OBJECTIVE – Output all entries verbatim. Skip pictures.

Records that describe figures
>> START

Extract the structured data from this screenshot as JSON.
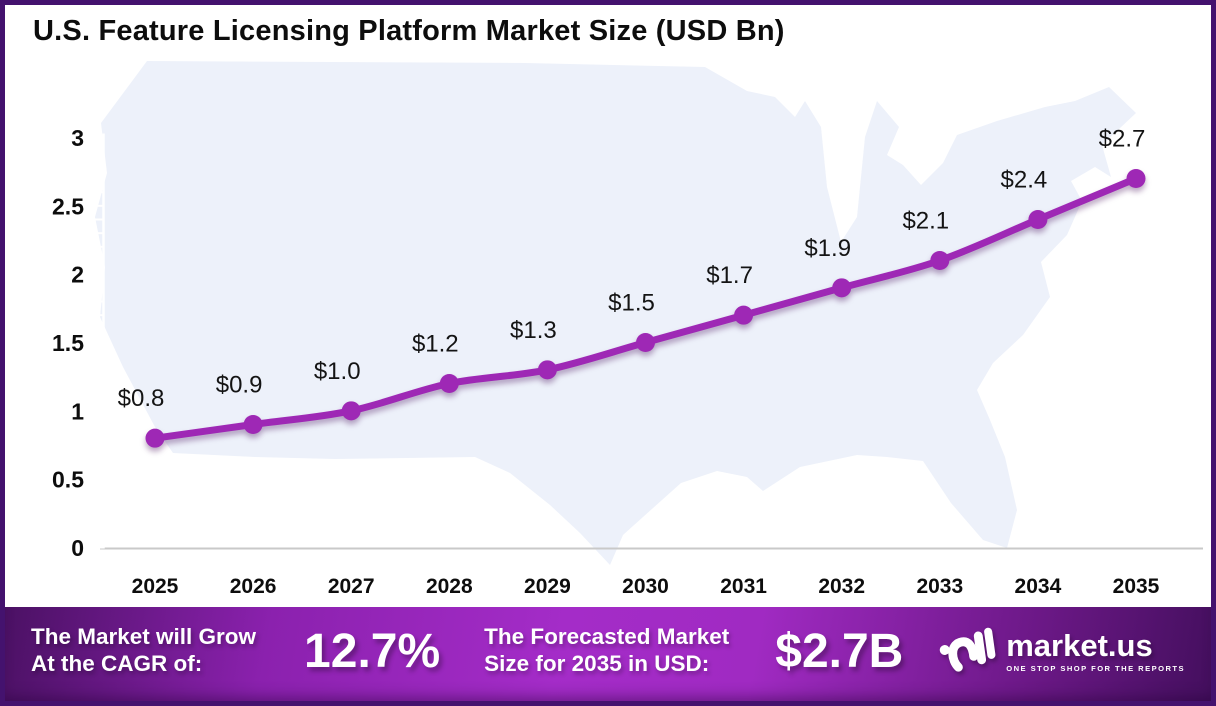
{
  "title": "U.S. Feature Licensing Platform Market Size (USD Bn)",
  "chart_data": {
    "type": "line",
    "title": "U.S. Feature Licensing Platform Market Size (USD Bn)",
    "x": [
      2025,
      2026,
      2027,
      2028,
      2029,
      2030,
      2031,
      2032,
      2033,
      2034,
      2035
    ],
    "series": [
      {
        "name": "U.S. Feature Licensing Platform Market Size (USD Bn)",
        "values": [
          0.8,
          0.9,
          1.0,
          1.2,
          1.3,
          1.5,
          1.7,
          1.9,
          2.1,
          2.4,
          2.7
        ]
      }
    ],
    "point_labels": [
      "$0.8",
      "$0.9",
      "$1.0",
      "$1.2",
      "$1.3",
      "$1.5",
      "$1.7",
      "$1.9",
      "$2.1",
      "$2.4",
      "$2.7"
    ],
    "xlabel": "",
    "ylabel": "",
    "ylim": [
      0,
      3
    ],
    "yticks": [
      0,
      0.5,
      1,
      1.5,
      2,
      2.5,
      3
    ],
    "ytick_labels": [
      "0",
      "0.5",
      "1",
      "1.5",
      "2",
      "2.5",
      "3"
    ],
    "grid": false,
    "legend_position": "none",
    "line_color": "#9e28b5",
    "marker_color": "#9e28b5",
    "axis_color": "#ffffff",
    "xaxis_line_color": "#c9c9c9",
    "background": "us-map-silhouette",
    "map_color": "#edf1fa"
  },
  "banner": {
    "grow_line1": "The Market will Grow",
    "grow_line2": "At the CAGR of:",
    "cagr_value": "12.7%",
    "forecast_line1": "The Forecasted Market",
    "forecast_line2": "Size for 2035 in USD:",
    "forecast_value": "$2.7B",
    "logo_name": "market.us",
    "logo_tagline": "ONE STOP SHOP FOR THE REPORTS"
  },
  "colors": {
    "frame_border": "#44126e",
    "banner_gradient_mid": "#a42cc8",
    "banner_gradient_edge": "#4b1164"
  }
}
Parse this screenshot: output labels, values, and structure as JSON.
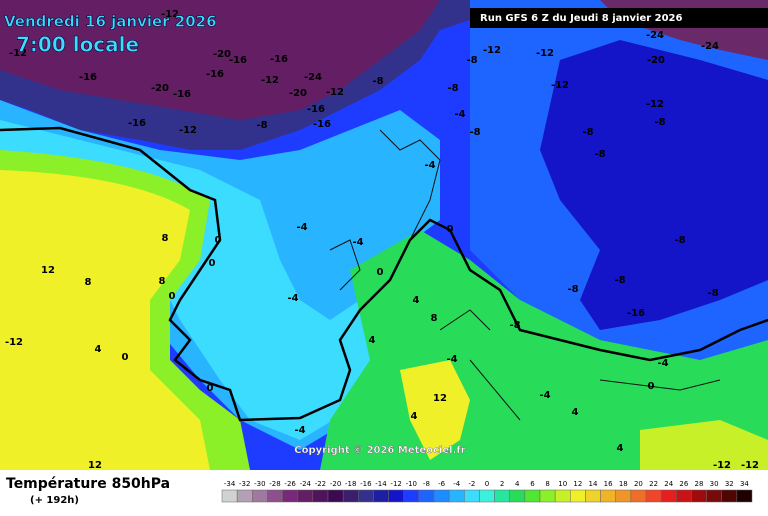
{
  "header": {
    "date": "Vendredi 16 janvier 2026",
    "time": "7:00 locale",
    "run": "Run GFS 6 Z du Jeudi 8 janvier 2026"
  },
  "footer": {
    "title": "Température 850hPa",
    "lead": "(+ 192h)",
    "copyright": "Copyright © 2026 Meteociel.fr"
  },
  "legend": {
    "values": [
      -34,
      -32,
      -30,
      -28,
      -26,
      -24,
      -22,
      -20,
      -18,
      -16,
      -14,
      -12,
      -10,
      -8,
      -6,
      -4,
      -2,
      0,
      2,
      4,
      6,
      8,
      10,
      12,
      14,
      16,
      18,
      20,
      22,
      24,
      26,
      28,
      30,
      32,
      34
    ],
    "colors": [
      "#d2d2d2",
      "#b4a0b4",
      "#a078a0",
      "#8c508c",
      "#782878",
      "#641e64",
      "#50145a",
      "#3c0a50",
      "#3c1e6e",
      "#32328c",
      "#1e1ea0",
      "#1414c8",
      "#1e3cff",
      "#1e64ff",
      "#1e8cff",
      "#28b4ff",
      "#3cdcff",
      "#3cf0dc",
      "#28e6a0",
      "#28dc5a",
      "#50e632",
      "#8cf028",
      "#c8f028",
      "#f0f028",
      "#f0d228",
      "#f0b428",
      "#f09628",
      "#f06e28",
      "#f04628",
      "#e61e1e",
      "#c81414",
      "#a00a0a",
      "#780a0a",
      "#500505",
      "#1e0000"
    ]
  },
  "map_labels": [
    -12,
    -16,
    -20,
    -16,
    -16,
    -16,
    -20,
    -12,
    -16,
    -24,
    -20,
    -16,
    -8,
    -12,
    -16,
    -16,
    -12,
    -8,
    -8,
    -8,
    -12,
    -12,
    -12,
    -24,
    -24,
    -20,
    -12,
    -8,
    -8,
    -8,
    -4,
    -8,
    -4,
    -4,
    -4,
    -4,
    0,
    0,
    0,
    0,
    0,
    4,
    8,
    8,
    8,
    12,
    12,
    -12,
    8,
    4,
    4,
    4,
    4,
    4,
    -4,
    -8,
    -8,
    -8,
    -16,
    -8,
    -4,
    0,
    -12,
    -12,
    0,
    0,
    -4,
    12,
    -4,
    -8,
    -12
  ]
}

>> END

TASK OUTPUT –
Extract the structured data from this screenshot as JSON.
{
  "title": "U.S. Feature Licensing Platform Market Size (USD Bn)",
  "chart_data": {
    "type": "line",
    "title": "U.S. Feature Licensing Platform Market Size (USD Bn)",
    "x": [
      2025,
      2026,
      2027,
      2028,
      2029,
      2030,
      2031,
      2032,
      2033,
      2034,
      2035
    ],
    "series": [
      {
        "name": "U.S. Feature Licensing Platform Market Size (USD Bn)",
        "values": [
          0.8,
          0.9,
          1.0,
          1.2,
          1.3,
          1.5,
          1.7,
          1.9,
          2.1,
          2.4,
          2.7
        ]
      }
    ],
    "point_labels": [
      "$0.8",
      "$0.9",
      "$1.0",
      "$1.2",
      "$1.3",
      "$1.5",
      "$1.7",
      "$1.9",
      "$2.1",
      "$2.4",
      "$2.7"
    ],
    "xlabel": "",
    "ylabel": "",
    "ylim": [
      0,
      3
    ],
    "yticks": [
      0,
      0.5,
      1,
      1.5,
      2,
      2.5,
      3
    ],
    "ytick_labels": [
      "0",
      "0.5",
      "1",
      "1.5",
      "2",
      "2.5",
      "3"
    ],
    "grid": false,
    "legend_position": "none",
    "line_color": "#9e28b5",
    "marker_color": "#9e28b5",
    "axis_color": "#ffffff",
    "xaxis_line_color": "#c9c9c9",
    "background": "us-map-silhouette",
    "map_color": "#edf1fa"
  },
  "banner": {
    "grow_line1": "The Market will Grow",
    "grow_line2": "At the CAGR of:",
    "cagr_value": "12.7%",
    "forecast_line1": "The Forecasted Market",
    "forecast_line2": "Size for 2035 in USD:",
    "forecast_value": "$2.7B",
    "logo_name": "market.us",
    "logo_tagline": "ONE STOP SHOP FOR THE REPORTS"
  },
  "colors": {
    "frame_border": "#44126e",
    "banner_gradient_mid": "#a42cc8",
    "banner_gradient_edge": "#4b1164"
  }
}
Parse this screenshot: output labels, values, and structure as JSON.
{
  "header": {
    "date": "Vendredi 16 janvier 2026",
    "time": "7:00 locale",
    "run": "Run GFS 6 Z du Jeudi 8 janvier 2026"
  },
  "footer": {
    "title": "Température 850hPa",
    "lead": "(+ 192h)",
    "copyright": "Copyright © 2026 Meteociel.fr"
  },
  "legend": {
    "values": [
      -34,
      -32,
      -30,
      -28,
      -26,
      -24,
      -22,
      -20,
      -18,
      -16,
      -14,
      -12,
      -10,
      -8,
      -6,
      -4,
      -2,
      0,
      2,
      4,
      6,
      8,
      10,
      12,
      14,
      16,
      18,
      20,
      22,
      24,
      26,
      28,
      30,
      32,
      34
    ],
    "colors": [
      "#d2d2d2",
      "#b4a0b4",
      "#a078a0",
      "#8c508c",
      "#782878",
      "#641e64",
      "#50145a",
      "#3c0a50",
      "#3c1e6e",
      "#32328c",
      "#1e1ea0",
      "#1414c8",
      "#1e3cff",
      "#1e64ff",
      "#1e8cff",
      "#28b4ff",
      "#3cdcff",
      "#3cf0dc",
      "#28e6a0",
      "#28dc5a",
      "#50e632",
      "#8cf028",
      "#c8f028",
      "#f0f028",
      "#f0d228",
      "#f0b428",
      "#f09628",
      "#f06e28",
      "#f04628",
      "#e61e1e",
      "#c81414",
      "#a00a0a",
      "#780a0a",
      "#500505",
      "#1e0000"
    ]
  },
  "map_labels": [
    -12,
    -16,
    -20,
    -16,
    -16,
    -16,
    -20,
    -12,
    -16,
    -24,
    -20,
    -16,
    -8,
    -12,
    -16,
    -16,
    -12,
    -8,
    -8,
    -8,
    -12,
    -12,
    -12,
    -24,
    -24,
    -20,
    -12,
    -8,
    -8,
    -8,
    -4,
    -8,
    -4,
    -4,
    -4,
    -4,
    0,
    0,
    0,
    0,
    0,
    4,
    8,
    8,
    8,
    12,
    12,
    -12,
    8,
    4,
    4,
    4,
    4,
    4,
    -4,
    -8,
    -8,
    -8,
    -16,
    -8,
    -4,
    0,
    -12,
    -12,
    0,
    0,
    -4,
    12,
    -4,
    -8,
    -12
  ]
}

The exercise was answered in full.